◆ GIVEN INSTRUCTION:
Copy every line of the data that contains the string "this".

··· TASK INPUT ···

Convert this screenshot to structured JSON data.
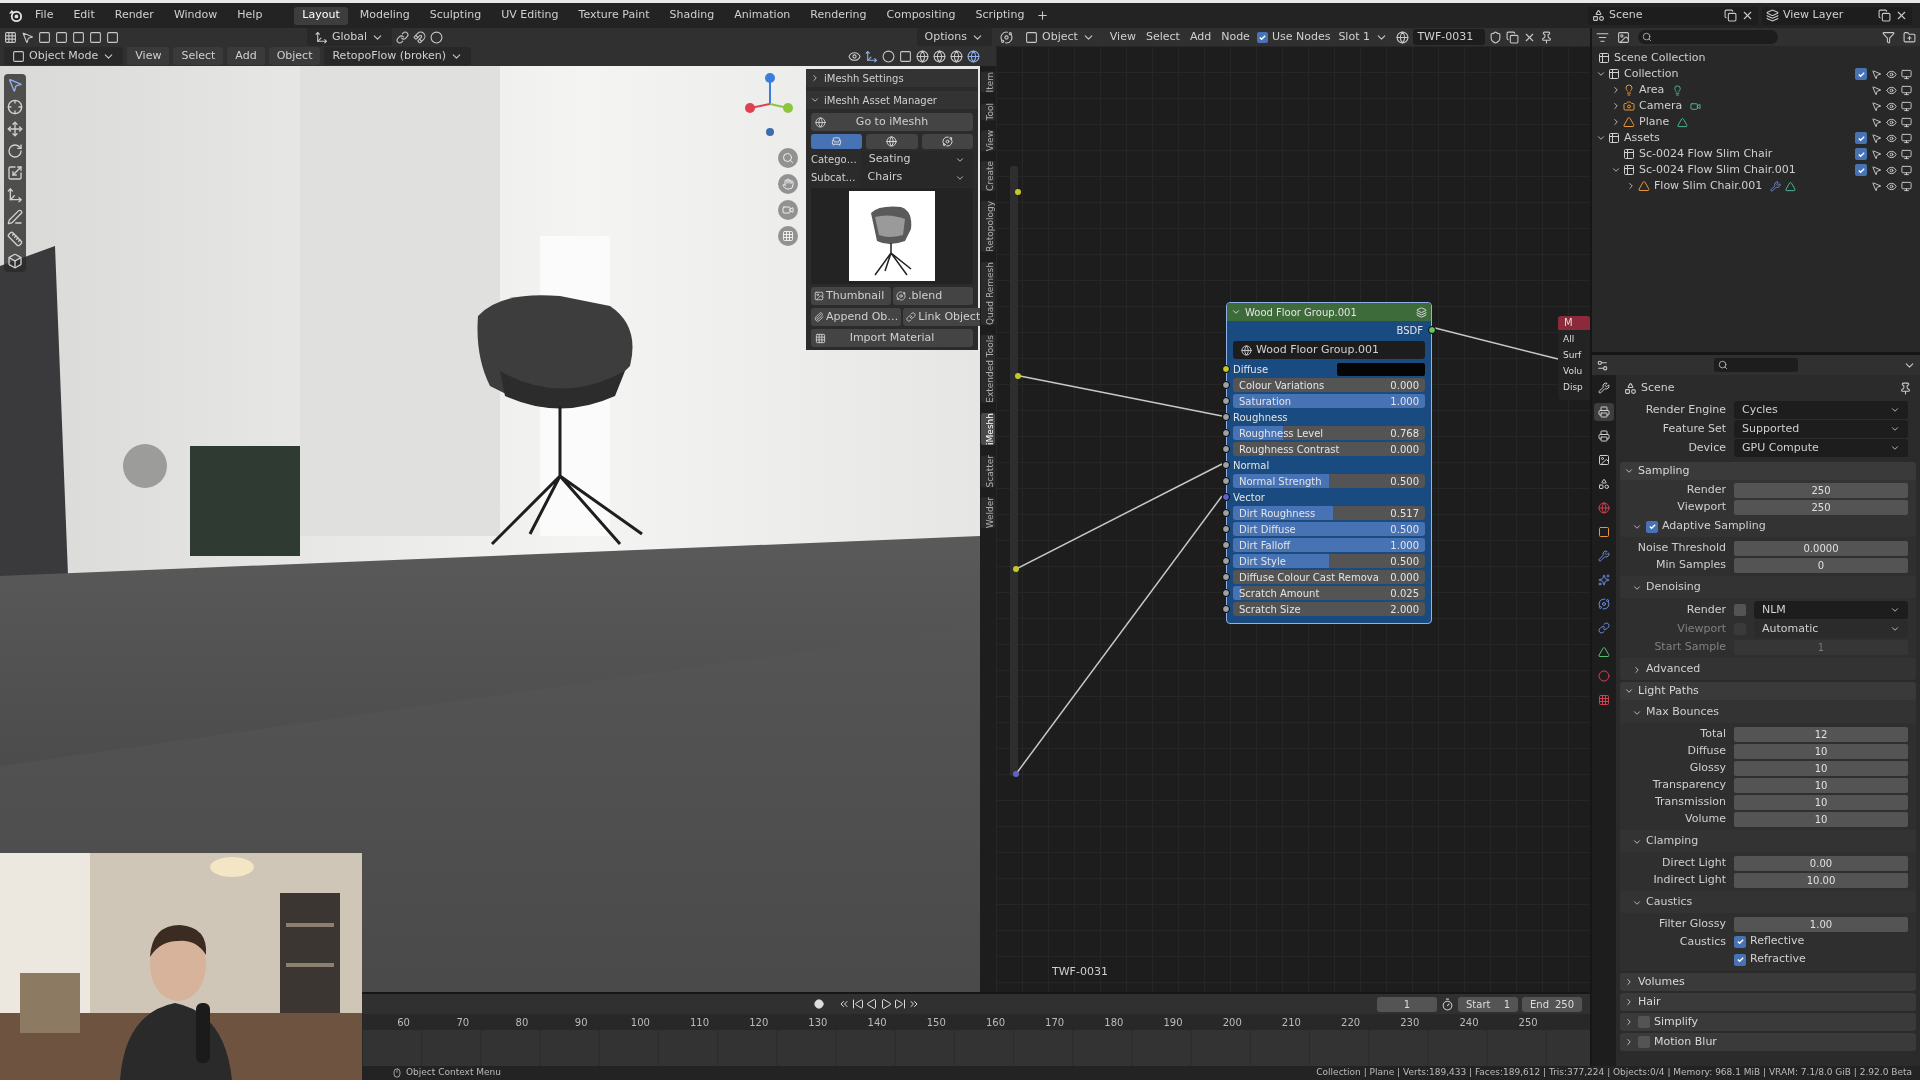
{
  "top_menu": [
    "File",
    "Edit",
    "Render",
    "Window",
    "Help"
  ],
  "workspaces": [
    {
      "label": "Layout",
      "selected": true
    },
    {
      "label": "Modeling",
      "selected": false
    },
    {
      "label": "Sculpting",
      "selected": false
    },
    {
      "label": "UV Editing",
      "selected": false
    },
    {
      "label": "Texture Paint",
      "selected": false
    },
    {
      "label": "Shading",
      "selected": false
    },
    {
      "label": "Animation",
      "selected": false
    },
    {
      "label": "Rendering",
      "selected": false
    },
    {
      "label": "Compositing",
      "selected": false
    },
    {
      "label": "Scripting",
      "selected": false
    }
  ],
  "scene": "Scene",
  "view_layer": "View Layer",
  "viewport": {
    "orientation": "Global",
    "options": "Options",
    "mode": "Object Mode",
    "menus": [
      "View",
      "Select",
      "Add",
      "Object"
    ],
    "addon_menu": "RetopoFlow (broken)",
    "sidebar_tabs": [
      {
        "label": "Item",
        "selected": false
      },
      {
        "label": "Tool",
        "selected": false
      },
      {
        "label": "View",
        "selected": false
      },
      {
        "label": "Create",
        "selected": false
      },
      {
        "label": "Retopology",
        "selected": false
      },
      {
        "label": "Quad Remesh",
        "selected": false
      },
      {
        "label": "Extended Tools",
        "selected": false
      },
      {
        "label": "iMeshh",
        "selected": true
      },
      {
        "label": "Scatter",
        "selected": false
      },
      {
        "label": "Welder",
        "selected": false
      }
    ],
    "imeshh": {
      "panels": [
        {
          "title": "iMeshh Settings",
          "expanded": false
        },
        {
          "title": "iMeshh Asset Manager",
          "expanded": true
        }
      ],
      "go_button": "Go to iMeshh",
      "asset_types": [
        {
          "kind": "object",
          "selected": true
        },
        {
          "kind": "material",
          "selected": false
        },
        {
          "kind": "world",
          "selected": false
        }
      ],
      "category": {
        "label": "Catego…",
        "value": "Seating"
      },
      "subcategory": {
        "label": "Subcat…",
        "value": "Chairs"
      },
      "thumbnail_button": "Thumbnail",
      "blend_button": ".blend",
      "append_button": "Append Ob…",
      "link_button": "Link Object",
      "import_button": "Import Material"
    }
  },
  "node_editor": {
    "object_type": "Object",
    "menus": [
      "View",
      "Select",
      "Add",
      "Node"
    ],
    "use_nodes": {
      "label": "Use Nodes",
      "checked": true
    },
    "slot": "Slot 1",
    "material": "TWF-0031",
    "frame_label": "TWF-0031",
    "node": {
      "title": "Wood Floor Group.001",
      "output": "BSDF",
      "group": "Wood Floor Group.001",
      "inputs": [
        {
          "kind": "color",
          "label": "Diffuse",
          "color": "#050505"
        },
        {
          "kind": "slider",
          "label": "Colour Variations",
          "value": "0.000",
          "level": 0
        },
        {
          "kind": "slider",
          "label": "Saturation",
          "value": "1.000",
          "level": 1
        },
        {
          "kind": "socket",
          "label": "Roughness"
        },
        {
          "kind": "slider",
          "label": "Roughness Level",
          "value": "0.768",
          "level": 0.26
        },
        {
          "kind": "slider",
          "label": "Roughness Contrast",
          "value": "0.000",
          "level": 0
        },
        {
          "kind": "socket",
          "label": "Normal"
        },
        {
          "kind": "slider",
          "label": "Normal Strength",
          "value": "0.500",
          "level": 0.5
        },
        {
          "kind": "socket",
          "label": "Vector"
        },
        {
          "kind": "slider",
          "label": "Dirt Roughness",
          "value": "0.517",
          "level": 0.52
        },
        {
          "kind": "slider",
          "label": "Dirt Diffuse",
          "value": "0.500",
          "level": 1
        },
        {
          "kind": "slider",
          "label": "Dirt Falloff",
          "value": "1.000",
          "level": 1
        },
        {
          "kind": "slider",
          "label": "Dirt Style",
          "value": "0.500",
          "level": 0.5
        },
        {
          "kind": "slider",
          "label": "Diffuse Colour Cast Remova",
          "value": "0.000",
          "level": 0
        },
        {
          "kind": "slider",
          "label": "Scratch Amount",
          "value": "0.025",
          "level": 0.04
        },
        {
          "kind": "slider",
          "label": "Scratch Size",
          "value": "2.000",
          "level": 0
        }
      ]
    },
    "output_node": {
      "title": "M",
      "sockets": [
        "All",
        "Surf",
        "Volu",
        "Disp"
      ]
    }
  },
  "outliner": {
    "root": "Scene Collection",
    "items": [
      {
        "kind": "collection",
        "label": "Collection",
        "checked": true,
        "expanded": true,
        "children": [
          {
            "kind": "light",
            "label": "Area",
            "expanded": false,
            "modifier": false
          },
          {
            "kind": "camera",
            "label": "Camera",
            "expanded": false,
            "modifier": false
          },
          {
            "kind": "mesh",
            "label": "Plane",
            "expanded": false,
            "modifier": false
          }
        ]
      },
      {
        "kind": "collection",
        "label": "Assets",
        "checked": true,
        "expanded": true,
        "children": [
          {
            "kind": "collection",
            "label": "Sc-0024 Flow Slim Chair",
            "checked": true
          },
          {
            "kind": "collection",
            "label": "Sc-0024 Flow Slim Chair.001",
            "checked": true,
            "expanded": true,
            "children": [
              {
                "kind": "mesh",
                "label": "Flow Slim Chair.001",
                "expanded": false,
                "modifier": true
              }
            ]
          }
        ]
      }
    ]
  },
  "properties": {
    "tabs": [
      {
        "kind": "tool",
        "selected": false
      },
      {
        "kind": "render",
        "selected": true
      },
      {
        "kind": "output",
        "selected": false
      },
      {
        "kind": "view_layer",
        "selected": false
      },
      {
        "kind": "scene",
        "selected": false
      },
      {
        "kind": "world",
        "selected": false
      },
      {
        "kind": "object",
        "selected": false
      },
      {
        "kind": "modifiers",
        "selected": false
      },
      {
        "kind": "particles",
        "selected": false
      },
      {
        "kind": "physics",
        "selected": false
      },
      {
        "kind": "constraints",
        "selected": false
      },
      {
        "kind": "data",
        "selected": false
      },
      {
        "kind": "material",
        "selected": false
      },
      {
        "kind": "texture",
        "selected": false
      }
    ],
    "context": "Scene",
    "top_rows": [
      {
        "kind": "dropdown",
        "label": "Render Engine",
        "value": "Cycles"
      },
      {
        "kind": "dropdown",
        "label": "Feature Set",
        "value": "Supported"
      },
      {
        "kind": "dropdown",
        "label": "Device",
        "value": "GPU Compute"
      }
    ],
    "panels": [
      {
        "title": "Sampling",
        "expanded": true,
        "items": [
          {
            "kind": "number",
            "label": "Render",
            "value": "250"
          },
          {
            "kind": "number",
            "label": "Viewport",
            "value": "250"
          },
          {
            "kind": "subpanel",
            "title": "Adaptive Sampling",
            "checked": true,
            "expanded": true,
            "items": [
              {
                "kind": "number",
                "label": "Noise Threshold",
                "value": "0.0000"
              },
              {
                "kind": "number",
                "label": "Min Samples",
                "value": "0"
              }
            ]
          },
          {
            "kind": "subpanel",
            "title": "Denoising",
            "expanded": true,
            "items": [
              {
                "kind": "check_dropdown",
                "label": "Render",
                "checked": false,
                "value": "NLM",
                "disabled": false
              },
              {
                "kind": "check_dropdown",
                "label": "Viewport",
                "checked": false,
                "value": "Automatic",
                "disabled": true
              },
              {
                "kind": "number",
                "label": "Start Sample",
                "value": "1",
                "disabled": true
              }
            ]
          },
          {
            "kind": "subpanel",
            "title": "Advanced",
            "expanded": false
          }
        ]
      },
      {
        "title": "Light Paths",
        "expanded": true,
        "items": [
          {
            "kind": "subpanel",
            "title": "Max Bounces",
            "expanded": true,
            "items": [
              {
                "kind": "number",
                "label": "Total",
                "value": "12"
              },
              {
                "kind": "number",
                "label": "Diffuse",
                "value": "10"
              },
              {
                "kind": "number",
                "label": "Glossy",
                "value": "10"
              },
              {
                "kind": "number",
                "label": "Transparency",
                "value": "10"
              },
              {
                "kind": "number",
                "label": "Transmission",
                "value": "10"
              },
              {
                "kind": "number",
                "label": "Volume",
                "value": "10"
              }
            ]
          },
          {
            "kind": "subpanel",
            "title": "Clamping",
            "expanded": true,
            "items": [
              {
                "kind": "number",
                "label": "Direct Light",
                "value": "0.00"
              },
              {
                "kind": "number",
                "label": "Indirect Light",
                "value": "10.00"
              }
            ]
          },
          {
            "kind": "subpanel",
            "title": "Caustics",
            "expanded": true,
            "items": [
              {
                "kind": "number",
                "label": "Filter Glossy",
                "value": "1.00"
              },
              {
                "kind": "checkbox",
                "label": "Caustics",
                "text": "Reflective",
                "checked": true
              },
              {
                "kind": "checkbox",
                "text": "Refractive",
                "checked": true
              }
            ]
          }
        ]
      },
      {
        "title": "Volumes",
        "expanded": false
      },
      {
        "title": "Hair",
        "expanded": false
      },
      {
        "title": "Simplify",
        "expanded": false,
        "checked": false
      },
      {
        "title": "Motion Blur",
        "expanded": false,
        "checked": false
      }
    ]
  },
  "timeline": {
    "current_frame": "1",
    "start_label": "Start",
    "start": "1",
    "end_label": "End",
    "end": "250",
    "ticks": [
      "60",
      "70",
      "80",
      "90",
      "100",
      "110",
      "120",
      "130",
      "140",
      "150",
      "160",
      "170",
      "180",
      "190",
      "200",
      "210",
      "220",
      "230",
      "240",
      "250"
    ]
  },
  "status_bar": {
    "hint": "Object Context Menu",
    "stats": "Collection | Plane | Verts:189,433 | Faces:189,612 | Tris:377,224 | Objects:0/4 | Memory: 968.1 MiB | VRAM: 7.1/8.0 GiB | 2.92.0 Beta"
  }
}
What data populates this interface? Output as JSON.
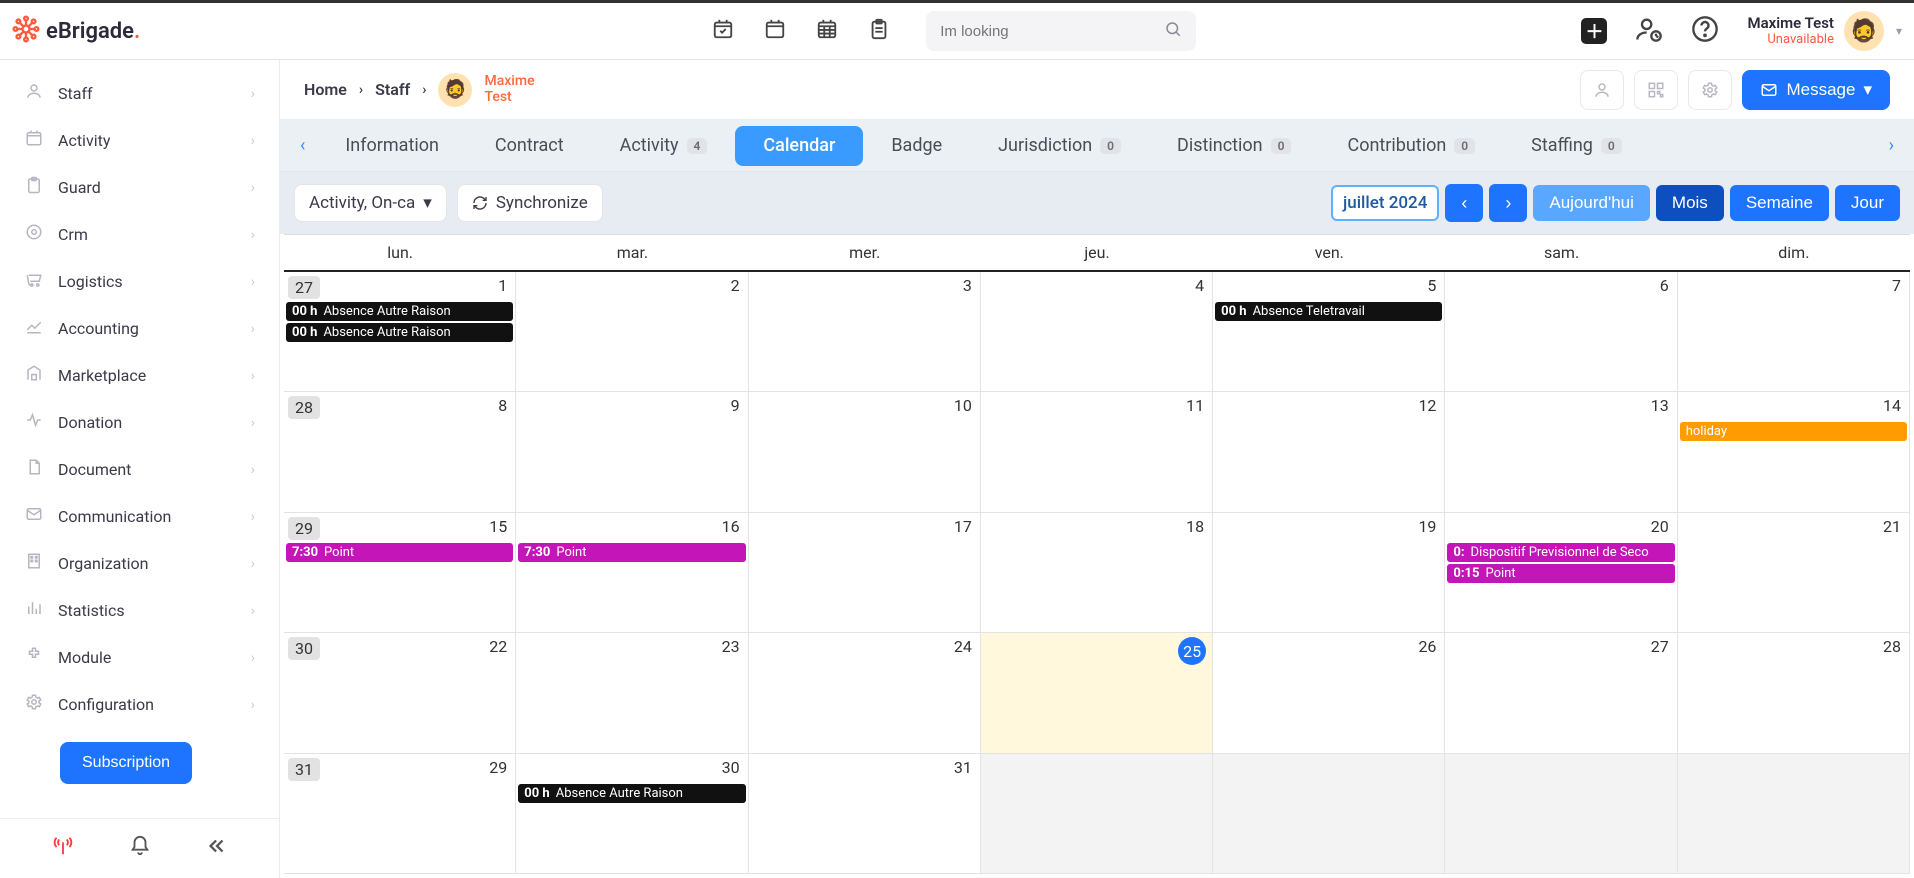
{
  "brand": {
    "name_e": "e",
    "name_main": "Brigade",
    "dot": "."
  },
  "search": {
    "placeholder": "Im looking"
  },
  "user": {
    "name": "Maxime Test",
    "status": "Unavailable"
  },
  "sidebar": {
    "items": [
      {
        "label": "Staff"
      },
      {
        "label": "Activity"
      },
      {
        "label": "Guard"
      },
      {
        "label": "Crm"
      },
      {
        "label": "Logistics"
      },
      {
        "label": "Accounting"
      },
      {
        "label": "Marketplace"
      },
      {
        "label": "Donation"
      },
      {
        "label": "Document"
      },
      {
        "label": "Communication"
      },
      {
        "label": "Organization"
      },
      {
        "label": "Statistics"
      },
      {
        "label": "Module"
      },
      {
        "label": "Configuration"
      }
    ],
    "subscription": "Subscription"
  },
  "breadcrumb": {
    "home": "Home",
    "staff": "Staff",
    "person_first": "Maxime",
    "person_last": "Test"
  },
  "actions": {
    "message": "Message"
  },
  "tabs": {
    "information": "Information",
    "contract": "Contract",
    "activity": "Activity",
    "activity_badge": "4",
    "calendar": "Calendar",
    "badge": "Badge",
    "jurisdiction": "Jurisdiction",
    "jurisdiction_badge": "0",
    "distinction": "Distinction",
    "distinction_badge": "0",
    "contribution": "Contribution",
    "contribution_badge": "0",
    "staffing": "Staffing",
    "staffing_badge": "0"
  },
  "toolbar": {
    "filter": "Activity, On-ca",
    "sync": "Synchronize",
    "period": "juillet 2024",
    "today": "Aujourd'hui",
    "month": "Mois",
    "week": "Semaine",
    "day": "Jour"
  },
  "calendar": {
    "day_headers": [
      "lun.",
      "mar.",
      "mer.",
      "jeu.",
      "ven.",
      "sam.",
      "dim."
    ],
    "weeks": [
      [
        {
          "num_out": "27",
          "num": "1",
          "events": [
            {
              "time": "00 h",
              "label": "Absence Autre Raison",
              "cls": "black"
            },
            {
              "time": "00 h",
              "label": "Absence Autre Raison",
              "cls": "black"
            }
          ]
        },
        {
          "num": "2"
        },
        {
          "num": "3"
        },
        {
          "num": "4"
        },
        {
          "num": "5",
          "events": [
            {
              "time": "00 h",
              "label": "Absence Teletravail",
              "cls": "black"
            }
          ]
        },
        {
          "num": "6"
        },
        {
          "num": "7"
        }
      ],
      [
        {
          "num_out": "28",
          "num": "8"
        },
        {
          "num": "9"
        },
        {
          "num": "10"
        },
        {
          "num": "11"
        },
        {
          "num": "12"
        },
        {
          "num": "13"
        },
        {
          "num": "14",
          "events": [
            {
              "time": "",
              "label": "holiday",
              "cls": "orange"
            }
          ]
        }
      ],
      [
        {
          "num_out": "29",
          "num": "15",
          "events": [
            {
              "time": "7:30",
              "label": "Point",
              "cls": "magenta"
            }
          ]
        },
        {
          "num": "16",
          "events": [
            {
              "time": "7:30",
              "label": "Point",
              "cls": "magenta"
            }
          ]
        },
        {
          "num": "17"
        },
        {
          "num": "18"
        },
        {
          "num": "19"
        },
        {
          "num": "20",
          "events": [
            {
              "time": "0:",
              "label": "Dispositif Previsionnel de Seco",
              "cls": "magenta"
            },
            {
              "time": "0:15",
              "label": "Point",
              "cls": "magenta"
            }
          ]
        },
        {
          "num": "21"
        }
      ],
      [
        {
          "num_out": "30",
          "num": "22"
        },
        {
          "num": "23"
        },
        {
          "num": "24"
        },
        {
          "num": "25",
          "today": true
        },
        {
          "num": "26"
        },
        {
          "num": "27"
        },
        {
          "num": "28"
        }
      ],
      [
        {
          "num_out": "31",
          "num": "29"
        },
        {
          "num": "30",
          "events": [
            {
              "time": "00 h",
              "label": "Absence Autre Raison",
              "cls": "black"
            }
          ]
        },
        {
          "num": "31"
        },
        {
          "out": true
        },
        {
          "out": true
        },
        {
          "out": true
        },
        {
          "out": true
        }
      ]
    ]
  }
}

···

◆ TASK RESULT:
Convert this screenshot to structured JSON data.
What data populates this interface? Output as JSON.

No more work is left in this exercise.